- [AIM OF THE EXERCISE]: Which lines include the word "ยนแบบการเล"? Copy each of them.

------ GIVEN ENTRIES

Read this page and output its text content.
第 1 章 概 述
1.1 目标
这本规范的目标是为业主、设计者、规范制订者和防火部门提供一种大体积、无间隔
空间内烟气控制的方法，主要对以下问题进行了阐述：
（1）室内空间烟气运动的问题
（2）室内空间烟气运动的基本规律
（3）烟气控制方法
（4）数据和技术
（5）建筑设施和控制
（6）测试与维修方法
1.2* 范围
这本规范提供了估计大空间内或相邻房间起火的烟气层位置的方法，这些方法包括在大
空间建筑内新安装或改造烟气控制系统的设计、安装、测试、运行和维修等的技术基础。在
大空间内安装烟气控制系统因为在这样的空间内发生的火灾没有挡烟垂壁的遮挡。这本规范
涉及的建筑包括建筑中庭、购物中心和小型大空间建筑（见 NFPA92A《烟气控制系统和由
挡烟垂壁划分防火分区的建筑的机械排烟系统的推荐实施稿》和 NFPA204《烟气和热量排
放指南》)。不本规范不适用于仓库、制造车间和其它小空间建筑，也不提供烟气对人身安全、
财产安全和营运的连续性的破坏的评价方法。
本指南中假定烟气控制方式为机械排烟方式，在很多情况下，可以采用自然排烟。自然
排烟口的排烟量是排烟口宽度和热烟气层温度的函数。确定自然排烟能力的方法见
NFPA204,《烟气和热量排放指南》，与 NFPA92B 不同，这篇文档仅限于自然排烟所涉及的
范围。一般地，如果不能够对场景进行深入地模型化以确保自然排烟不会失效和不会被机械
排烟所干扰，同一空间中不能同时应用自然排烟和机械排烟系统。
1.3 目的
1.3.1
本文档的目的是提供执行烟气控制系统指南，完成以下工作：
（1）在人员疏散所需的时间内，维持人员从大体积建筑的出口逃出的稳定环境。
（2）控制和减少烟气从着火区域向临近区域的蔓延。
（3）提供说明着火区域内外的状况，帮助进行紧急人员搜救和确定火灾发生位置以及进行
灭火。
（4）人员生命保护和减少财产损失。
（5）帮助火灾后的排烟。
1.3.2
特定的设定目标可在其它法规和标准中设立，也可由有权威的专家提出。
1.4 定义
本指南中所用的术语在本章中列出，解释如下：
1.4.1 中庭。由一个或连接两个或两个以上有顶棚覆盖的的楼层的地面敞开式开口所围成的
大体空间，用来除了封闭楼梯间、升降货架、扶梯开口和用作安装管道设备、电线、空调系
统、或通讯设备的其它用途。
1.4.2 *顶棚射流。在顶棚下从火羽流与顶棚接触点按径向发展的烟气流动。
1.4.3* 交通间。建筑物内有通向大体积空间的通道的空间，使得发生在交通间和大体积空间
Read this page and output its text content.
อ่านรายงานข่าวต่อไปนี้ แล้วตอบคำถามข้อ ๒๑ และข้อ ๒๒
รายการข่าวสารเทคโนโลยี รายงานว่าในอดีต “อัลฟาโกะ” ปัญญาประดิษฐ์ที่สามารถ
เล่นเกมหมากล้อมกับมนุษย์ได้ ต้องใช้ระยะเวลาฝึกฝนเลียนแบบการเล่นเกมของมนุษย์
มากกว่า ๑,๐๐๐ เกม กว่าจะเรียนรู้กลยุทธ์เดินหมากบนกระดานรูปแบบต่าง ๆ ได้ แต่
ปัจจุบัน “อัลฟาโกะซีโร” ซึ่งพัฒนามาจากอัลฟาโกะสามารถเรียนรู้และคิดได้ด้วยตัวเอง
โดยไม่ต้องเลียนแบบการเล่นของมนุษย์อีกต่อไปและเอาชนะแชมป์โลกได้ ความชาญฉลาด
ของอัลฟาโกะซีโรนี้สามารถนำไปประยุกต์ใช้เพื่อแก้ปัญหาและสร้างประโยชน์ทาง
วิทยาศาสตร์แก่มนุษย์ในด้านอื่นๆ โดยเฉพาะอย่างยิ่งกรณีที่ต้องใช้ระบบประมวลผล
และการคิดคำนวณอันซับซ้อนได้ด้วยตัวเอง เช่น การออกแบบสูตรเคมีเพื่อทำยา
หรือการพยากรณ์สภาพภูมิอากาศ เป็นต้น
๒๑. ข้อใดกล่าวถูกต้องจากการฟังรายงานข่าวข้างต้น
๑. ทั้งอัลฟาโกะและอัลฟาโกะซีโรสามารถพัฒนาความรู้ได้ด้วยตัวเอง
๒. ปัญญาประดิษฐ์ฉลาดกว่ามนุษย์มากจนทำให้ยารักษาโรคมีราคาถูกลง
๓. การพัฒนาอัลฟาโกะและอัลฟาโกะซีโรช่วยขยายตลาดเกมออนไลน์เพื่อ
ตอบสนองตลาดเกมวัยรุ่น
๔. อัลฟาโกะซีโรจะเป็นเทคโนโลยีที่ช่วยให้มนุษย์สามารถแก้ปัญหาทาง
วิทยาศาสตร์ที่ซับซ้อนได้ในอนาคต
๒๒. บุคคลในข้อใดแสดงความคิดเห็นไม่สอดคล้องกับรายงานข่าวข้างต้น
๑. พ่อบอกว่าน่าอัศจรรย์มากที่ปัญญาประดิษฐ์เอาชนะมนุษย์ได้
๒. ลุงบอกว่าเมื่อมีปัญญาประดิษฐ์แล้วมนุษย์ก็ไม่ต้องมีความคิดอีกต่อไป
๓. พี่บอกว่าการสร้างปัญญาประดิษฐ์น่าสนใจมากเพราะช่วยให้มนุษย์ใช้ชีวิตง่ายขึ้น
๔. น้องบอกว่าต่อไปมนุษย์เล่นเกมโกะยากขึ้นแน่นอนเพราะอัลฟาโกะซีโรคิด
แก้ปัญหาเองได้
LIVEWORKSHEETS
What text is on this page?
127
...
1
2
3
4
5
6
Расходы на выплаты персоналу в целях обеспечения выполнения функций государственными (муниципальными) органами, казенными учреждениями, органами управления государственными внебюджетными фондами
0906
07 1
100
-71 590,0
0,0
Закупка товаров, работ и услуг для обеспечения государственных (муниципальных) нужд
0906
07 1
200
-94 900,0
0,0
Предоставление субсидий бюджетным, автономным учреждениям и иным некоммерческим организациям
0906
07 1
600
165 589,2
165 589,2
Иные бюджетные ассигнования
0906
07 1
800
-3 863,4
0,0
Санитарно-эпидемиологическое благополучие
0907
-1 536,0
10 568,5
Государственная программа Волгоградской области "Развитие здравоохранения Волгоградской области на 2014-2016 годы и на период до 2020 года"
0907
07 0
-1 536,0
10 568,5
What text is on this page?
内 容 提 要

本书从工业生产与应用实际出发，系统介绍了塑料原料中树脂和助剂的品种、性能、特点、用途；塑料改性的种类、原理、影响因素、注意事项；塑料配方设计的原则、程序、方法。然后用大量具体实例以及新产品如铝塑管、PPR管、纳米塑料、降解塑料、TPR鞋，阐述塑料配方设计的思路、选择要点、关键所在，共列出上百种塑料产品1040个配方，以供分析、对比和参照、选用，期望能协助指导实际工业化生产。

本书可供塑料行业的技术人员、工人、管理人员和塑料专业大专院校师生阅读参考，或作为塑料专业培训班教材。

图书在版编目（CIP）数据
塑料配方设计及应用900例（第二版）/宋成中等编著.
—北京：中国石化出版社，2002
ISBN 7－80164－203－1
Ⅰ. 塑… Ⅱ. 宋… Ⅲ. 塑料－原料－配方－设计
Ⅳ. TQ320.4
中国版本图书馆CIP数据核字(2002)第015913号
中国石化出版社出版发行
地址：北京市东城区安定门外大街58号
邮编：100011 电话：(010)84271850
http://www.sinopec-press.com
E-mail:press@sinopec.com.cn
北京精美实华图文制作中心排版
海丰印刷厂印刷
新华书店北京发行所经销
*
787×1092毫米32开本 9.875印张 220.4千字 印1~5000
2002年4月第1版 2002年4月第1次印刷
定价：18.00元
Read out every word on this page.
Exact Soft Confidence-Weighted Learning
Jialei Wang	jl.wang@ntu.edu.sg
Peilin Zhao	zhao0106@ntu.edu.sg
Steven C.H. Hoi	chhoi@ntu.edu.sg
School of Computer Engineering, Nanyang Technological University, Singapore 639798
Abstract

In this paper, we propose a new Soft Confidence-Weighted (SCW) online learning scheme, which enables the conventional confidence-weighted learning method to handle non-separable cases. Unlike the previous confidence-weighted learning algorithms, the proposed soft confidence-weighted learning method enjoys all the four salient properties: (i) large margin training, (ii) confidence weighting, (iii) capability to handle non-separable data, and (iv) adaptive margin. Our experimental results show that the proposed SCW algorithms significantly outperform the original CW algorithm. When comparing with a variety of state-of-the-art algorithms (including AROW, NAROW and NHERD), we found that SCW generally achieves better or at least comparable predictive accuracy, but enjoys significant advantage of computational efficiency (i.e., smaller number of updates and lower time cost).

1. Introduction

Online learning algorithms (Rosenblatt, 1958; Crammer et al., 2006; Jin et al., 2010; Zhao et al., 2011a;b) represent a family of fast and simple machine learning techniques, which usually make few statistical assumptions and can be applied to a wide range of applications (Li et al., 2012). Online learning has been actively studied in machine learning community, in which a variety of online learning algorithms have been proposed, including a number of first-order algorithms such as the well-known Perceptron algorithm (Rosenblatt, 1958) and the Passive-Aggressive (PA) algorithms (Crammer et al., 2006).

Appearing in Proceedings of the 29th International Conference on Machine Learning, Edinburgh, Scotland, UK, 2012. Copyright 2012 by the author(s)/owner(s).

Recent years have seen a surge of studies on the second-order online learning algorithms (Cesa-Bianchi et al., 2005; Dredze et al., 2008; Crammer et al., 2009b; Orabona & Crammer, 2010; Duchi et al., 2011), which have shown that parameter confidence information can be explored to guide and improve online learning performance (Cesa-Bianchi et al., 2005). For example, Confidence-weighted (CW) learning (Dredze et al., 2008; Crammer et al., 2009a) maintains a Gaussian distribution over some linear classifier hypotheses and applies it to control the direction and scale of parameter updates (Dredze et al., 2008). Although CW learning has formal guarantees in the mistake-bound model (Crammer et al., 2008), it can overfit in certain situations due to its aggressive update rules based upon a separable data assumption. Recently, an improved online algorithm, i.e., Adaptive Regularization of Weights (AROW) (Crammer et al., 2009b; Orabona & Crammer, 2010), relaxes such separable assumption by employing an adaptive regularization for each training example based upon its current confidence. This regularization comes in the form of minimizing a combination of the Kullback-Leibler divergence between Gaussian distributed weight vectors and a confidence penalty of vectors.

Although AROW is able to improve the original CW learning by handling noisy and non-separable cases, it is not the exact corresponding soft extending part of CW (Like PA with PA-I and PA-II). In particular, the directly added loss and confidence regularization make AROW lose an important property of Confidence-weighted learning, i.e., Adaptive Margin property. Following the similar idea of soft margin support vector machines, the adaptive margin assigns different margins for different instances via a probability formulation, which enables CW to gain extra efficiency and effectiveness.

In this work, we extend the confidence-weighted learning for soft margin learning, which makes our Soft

------------

- [TASK OUTPUT]:
เล่นเกมหมากล้อมกับมนุษย์ได้ ต้องใช้ระยะเวลาฝึกฝนเลียนแบบการเล่นเกมของมนุษย์
โดยไม่ต้องเลียนแบบการเล่นของมนุษย์อีกต่อไปและเอาชนะแชมป์โลกได้ ความชาญฉลาด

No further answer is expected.